INFORMATION SUPPLIED:
## Start
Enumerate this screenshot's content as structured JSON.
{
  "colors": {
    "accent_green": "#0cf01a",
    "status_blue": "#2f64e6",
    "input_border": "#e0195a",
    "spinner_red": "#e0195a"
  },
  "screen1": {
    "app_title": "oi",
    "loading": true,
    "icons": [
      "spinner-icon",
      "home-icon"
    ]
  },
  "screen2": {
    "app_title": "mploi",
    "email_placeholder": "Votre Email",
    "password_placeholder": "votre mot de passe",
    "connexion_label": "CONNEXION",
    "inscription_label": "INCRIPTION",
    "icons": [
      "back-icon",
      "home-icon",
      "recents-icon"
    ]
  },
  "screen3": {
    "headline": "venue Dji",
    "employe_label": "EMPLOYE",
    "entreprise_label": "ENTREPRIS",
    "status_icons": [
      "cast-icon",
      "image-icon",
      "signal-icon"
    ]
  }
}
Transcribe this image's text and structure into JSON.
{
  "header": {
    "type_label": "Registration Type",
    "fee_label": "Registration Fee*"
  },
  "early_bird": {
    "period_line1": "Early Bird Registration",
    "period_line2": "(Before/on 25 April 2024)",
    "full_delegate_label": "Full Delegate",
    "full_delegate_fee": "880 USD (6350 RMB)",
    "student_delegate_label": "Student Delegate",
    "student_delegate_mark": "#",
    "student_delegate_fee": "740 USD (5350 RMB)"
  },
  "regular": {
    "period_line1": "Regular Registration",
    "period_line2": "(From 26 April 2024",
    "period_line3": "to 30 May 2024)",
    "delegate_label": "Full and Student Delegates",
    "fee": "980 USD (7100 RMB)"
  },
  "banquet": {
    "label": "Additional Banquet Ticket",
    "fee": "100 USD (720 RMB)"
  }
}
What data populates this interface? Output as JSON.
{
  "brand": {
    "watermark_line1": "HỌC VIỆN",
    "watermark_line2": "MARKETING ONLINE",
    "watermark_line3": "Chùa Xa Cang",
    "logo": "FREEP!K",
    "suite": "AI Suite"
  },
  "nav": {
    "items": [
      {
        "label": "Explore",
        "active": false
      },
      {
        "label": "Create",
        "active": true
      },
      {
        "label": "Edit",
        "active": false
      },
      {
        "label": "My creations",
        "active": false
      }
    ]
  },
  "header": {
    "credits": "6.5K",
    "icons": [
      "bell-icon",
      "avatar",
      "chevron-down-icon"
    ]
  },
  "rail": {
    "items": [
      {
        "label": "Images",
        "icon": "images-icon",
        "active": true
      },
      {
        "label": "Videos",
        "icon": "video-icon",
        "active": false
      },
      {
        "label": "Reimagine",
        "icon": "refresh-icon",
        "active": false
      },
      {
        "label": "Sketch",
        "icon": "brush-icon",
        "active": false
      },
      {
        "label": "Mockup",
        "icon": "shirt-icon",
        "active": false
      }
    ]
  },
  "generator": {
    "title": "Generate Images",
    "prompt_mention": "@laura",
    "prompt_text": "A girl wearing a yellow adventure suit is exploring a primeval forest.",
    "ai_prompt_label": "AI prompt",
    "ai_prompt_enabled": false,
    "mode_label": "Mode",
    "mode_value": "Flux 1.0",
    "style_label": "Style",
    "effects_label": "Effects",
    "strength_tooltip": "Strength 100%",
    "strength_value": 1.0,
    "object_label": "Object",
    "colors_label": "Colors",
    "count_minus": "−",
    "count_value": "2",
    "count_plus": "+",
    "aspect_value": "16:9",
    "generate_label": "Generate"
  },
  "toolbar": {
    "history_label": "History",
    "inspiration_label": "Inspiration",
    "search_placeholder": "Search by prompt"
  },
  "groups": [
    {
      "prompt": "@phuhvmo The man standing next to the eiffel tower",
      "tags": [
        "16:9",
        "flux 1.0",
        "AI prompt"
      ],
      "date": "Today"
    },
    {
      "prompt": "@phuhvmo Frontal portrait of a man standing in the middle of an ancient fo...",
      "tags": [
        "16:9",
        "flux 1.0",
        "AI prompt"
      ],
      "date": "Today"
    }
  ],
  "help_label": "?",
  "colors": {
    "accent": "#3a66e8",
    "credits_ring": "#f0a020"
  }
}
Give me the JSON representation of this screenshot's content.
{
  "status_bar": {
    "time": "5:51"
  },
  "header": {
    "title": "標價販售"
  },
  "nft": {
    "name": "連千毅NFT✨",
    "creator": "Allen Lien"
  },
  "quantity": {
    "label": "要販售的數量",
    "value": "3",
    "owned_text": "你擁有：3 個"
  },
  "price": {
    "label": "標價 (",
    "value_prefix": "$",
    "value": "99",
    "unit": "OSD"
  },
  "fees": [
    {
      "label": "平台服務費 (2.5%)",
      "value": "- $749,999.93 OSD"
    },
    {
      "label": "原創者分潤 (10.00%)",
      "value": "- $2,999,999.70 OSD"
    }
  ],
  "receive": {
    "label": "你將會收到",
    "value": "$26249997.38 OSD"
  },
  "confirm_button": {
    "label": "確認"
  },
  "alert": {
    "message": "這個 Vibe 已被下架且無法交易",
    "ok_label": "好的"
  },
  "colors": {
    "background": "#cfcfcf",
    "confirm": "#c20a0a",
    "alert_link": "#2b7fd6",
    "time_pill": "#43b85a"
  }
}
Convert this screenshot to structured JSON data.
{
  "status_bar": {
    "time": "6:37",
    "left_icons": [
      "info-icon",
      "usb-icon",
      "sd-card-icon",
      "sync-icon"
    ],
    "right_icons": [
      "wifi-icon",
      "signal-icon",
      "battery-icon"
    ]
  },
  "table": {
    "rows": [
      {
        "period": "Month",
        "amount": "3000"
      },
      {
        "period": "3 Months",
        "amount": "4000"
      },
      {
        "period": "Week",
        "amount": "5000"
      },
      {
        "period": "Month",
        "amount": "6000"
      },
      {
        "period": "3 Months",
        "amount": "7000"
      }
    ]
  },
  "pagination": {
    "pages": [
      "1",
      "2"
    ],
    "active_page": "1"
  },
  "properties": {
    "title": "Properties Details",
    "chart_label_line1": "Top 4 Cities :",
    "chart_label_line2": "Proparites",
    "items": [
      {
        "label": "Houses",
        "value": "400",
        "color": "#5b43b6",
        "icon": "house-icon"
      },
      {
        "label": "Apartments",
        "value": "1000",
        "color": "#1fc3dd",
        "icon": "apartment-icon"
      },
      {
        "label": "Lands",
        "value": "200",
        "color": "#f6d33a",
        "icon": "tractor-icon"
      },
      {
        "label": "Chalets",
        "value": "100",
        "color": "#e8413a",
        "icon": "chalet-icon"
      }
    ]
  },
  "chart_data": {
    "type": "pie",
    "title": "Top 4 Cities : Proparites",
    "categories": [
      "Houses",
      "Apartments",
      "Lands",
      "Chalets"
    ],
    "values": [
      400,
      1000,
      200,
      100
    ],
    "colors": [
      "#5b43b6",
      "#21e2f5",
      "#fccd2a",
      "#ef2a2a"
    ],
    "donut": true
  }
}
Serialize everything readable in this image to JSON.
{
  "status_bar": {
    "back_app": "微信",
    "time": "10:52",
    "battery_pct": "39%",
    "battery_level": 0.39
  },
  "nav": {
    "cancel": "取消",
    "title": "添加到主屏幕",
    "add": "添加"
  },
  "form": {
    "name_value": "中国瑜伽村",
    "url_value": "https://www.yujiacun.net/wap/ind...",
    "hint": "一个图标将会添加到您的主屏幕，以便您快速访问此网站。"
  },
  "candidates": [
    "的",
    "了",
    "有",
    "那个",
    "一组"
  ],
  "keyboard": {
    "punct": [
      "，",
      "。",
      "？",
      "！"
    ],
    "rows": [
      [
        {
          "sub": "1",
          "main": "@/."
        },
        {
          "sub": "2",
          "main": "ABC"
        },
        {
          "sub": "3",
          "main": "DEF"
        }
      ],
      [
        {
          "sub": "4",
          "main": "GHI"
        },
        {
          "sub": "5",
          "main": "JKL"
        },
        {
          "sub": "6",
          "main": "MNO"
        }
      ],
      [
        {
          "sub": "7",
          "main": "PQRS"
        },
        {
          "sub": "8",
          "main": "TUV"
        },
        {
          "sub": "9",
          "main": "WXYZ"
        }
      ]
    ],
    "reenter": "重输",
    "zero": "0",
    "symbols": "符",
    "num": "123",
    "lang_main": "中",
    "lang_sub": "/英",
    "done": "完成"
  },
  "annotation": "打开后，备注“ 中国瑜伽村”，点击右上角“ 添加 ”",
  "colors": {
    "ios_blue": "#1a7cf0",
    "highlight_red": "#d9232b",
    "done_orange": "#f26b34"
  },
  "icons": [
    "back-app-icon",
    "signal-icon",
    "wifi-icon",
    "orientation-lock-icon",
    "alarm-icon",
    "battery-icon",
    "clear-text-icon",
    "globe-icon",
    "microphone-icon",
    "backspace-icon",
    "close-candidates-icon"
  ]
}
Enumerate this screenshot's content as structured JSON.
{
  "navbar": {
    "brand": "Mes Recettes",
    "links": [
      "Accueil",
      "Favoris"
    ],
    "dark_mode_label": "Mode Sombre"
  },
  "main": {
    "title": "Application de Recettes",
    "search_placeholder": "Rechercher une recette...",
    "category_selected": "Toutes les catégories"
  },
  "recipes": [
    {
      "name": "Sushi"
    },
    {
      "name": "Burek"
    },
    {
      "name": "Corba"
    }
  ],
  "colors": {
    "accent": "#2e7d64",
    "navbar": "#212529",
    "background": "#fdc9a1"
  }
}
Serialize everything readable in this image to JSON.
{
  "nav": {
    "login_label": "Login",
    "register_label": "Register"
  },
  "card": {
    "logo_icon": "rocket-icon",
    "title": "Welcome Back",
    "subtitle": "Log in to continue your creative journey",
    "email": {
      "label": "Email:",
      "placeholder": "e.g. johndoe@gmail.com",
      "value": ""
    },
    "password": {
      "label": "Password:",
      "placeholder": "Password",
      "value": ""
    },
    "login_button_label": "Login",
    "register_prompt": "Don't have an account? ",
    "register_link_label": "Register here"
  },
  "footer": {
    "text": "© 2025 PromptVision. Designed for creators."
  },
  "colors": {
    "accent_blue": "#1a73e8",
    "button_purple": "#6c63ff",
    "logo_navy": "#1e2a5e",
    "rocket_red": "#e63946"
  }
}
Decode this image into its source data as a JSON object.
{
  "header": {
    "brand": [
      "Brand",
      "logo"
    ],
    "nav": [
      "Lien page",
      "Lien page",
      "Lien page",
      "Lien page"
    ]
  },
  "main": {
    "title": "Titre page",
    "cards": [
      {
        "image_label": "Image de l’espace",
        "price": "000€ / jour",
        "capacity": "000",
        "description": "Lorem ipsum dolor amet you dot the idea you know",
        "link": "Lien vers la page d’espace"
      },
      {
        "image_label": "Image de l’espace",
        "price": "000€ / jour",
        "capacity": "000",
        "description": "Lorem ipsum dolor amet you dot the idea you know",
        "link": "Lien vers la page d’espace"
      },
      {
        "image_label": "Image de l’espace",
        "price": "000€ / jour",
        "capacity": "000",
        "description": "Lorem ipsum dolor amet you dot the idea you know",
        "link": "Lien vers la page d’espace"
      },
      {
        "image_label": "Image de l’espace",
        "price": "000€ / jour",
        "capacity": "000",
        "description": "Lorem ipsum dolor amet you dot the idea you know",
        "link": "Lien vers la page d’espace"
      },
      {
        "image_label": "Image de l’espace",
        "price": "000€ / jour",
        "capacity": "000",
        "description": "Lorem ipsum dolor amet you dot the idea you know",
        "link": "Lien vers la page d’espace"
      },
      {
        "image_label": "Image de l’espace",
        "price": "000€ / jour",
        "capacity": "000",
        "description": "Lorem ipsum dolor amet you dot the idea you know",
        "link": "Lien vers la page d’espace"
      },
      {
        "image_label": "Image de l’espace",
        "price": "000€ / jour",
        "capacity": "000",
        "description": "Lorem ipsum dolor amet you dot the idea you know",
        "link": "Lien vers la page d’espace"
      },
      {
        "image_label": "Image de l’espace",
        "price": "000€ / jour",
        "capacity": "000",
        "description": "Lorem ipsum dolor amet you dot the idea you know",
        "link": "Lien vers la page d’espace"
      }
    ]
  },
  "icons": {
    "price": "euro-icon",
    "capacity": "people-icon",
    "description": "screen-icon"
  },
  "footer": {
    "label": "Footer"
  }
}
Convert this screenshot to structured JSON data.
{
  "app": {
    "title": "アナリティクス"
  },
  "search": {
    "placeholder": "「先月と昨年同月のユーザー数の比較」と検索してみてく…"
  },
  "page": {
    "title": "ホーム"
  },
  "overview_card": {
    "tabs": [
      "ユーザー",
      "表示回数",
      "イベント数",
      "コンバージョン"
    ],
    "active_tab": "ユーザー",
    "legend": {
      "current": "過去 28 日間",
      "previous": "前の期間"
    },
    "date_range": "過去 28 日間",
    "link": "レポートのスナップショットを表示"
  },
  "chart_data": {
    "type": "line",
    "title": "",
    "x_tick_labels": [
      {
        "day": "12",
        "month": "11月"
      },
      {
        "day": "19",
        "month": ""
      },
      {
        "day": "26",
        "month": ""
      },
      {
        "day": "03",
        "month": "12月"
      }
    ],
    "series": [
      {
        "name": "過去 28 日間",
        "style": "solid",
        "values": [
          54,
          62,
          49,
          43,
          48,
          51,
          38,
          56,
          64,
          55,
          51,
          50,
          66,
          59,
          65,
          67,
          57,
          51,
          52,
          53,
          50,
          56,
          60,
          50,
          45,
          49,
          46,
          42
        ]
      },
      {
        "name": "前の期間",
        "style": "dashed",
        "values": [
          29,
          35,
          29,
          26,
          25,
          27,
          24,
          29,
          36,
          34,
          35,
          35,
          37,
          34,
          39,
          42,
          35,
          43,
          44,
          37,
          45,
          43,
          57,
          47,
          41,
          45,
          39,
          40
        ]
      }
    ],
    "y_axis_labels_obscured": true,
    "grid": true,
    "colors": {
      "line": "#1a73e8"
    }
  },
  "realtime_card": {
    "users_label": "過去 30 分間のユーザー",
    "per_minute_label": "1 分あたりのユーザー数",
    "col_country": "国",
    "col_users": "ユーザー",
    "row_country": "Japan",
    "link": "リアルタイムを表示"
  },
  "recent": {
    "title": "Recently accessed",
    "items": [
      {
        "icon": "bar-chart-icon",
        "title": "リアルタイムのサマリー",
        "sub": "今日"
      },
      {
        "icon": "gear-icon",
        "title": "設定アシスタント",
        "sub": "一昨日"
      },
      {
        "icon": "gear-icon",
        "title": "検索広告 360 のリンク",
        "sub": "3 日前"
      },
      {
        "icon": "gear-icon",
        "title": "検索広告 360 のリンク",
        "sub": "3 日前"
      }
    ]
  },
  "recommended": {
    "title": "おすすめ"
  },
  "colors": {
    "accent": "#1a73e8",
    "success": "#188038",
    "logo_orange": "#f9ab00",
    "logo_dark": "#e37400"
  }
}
## End
EXERCISE OBJECTIVE: Filter the data, keeping only the lines that contain "amount".

EXERCISE OUTPUT:
        "amount": "3000"
        "amount": "4000"
        "amount": "5000"
        "amount": "6000"
        "amount": "7000"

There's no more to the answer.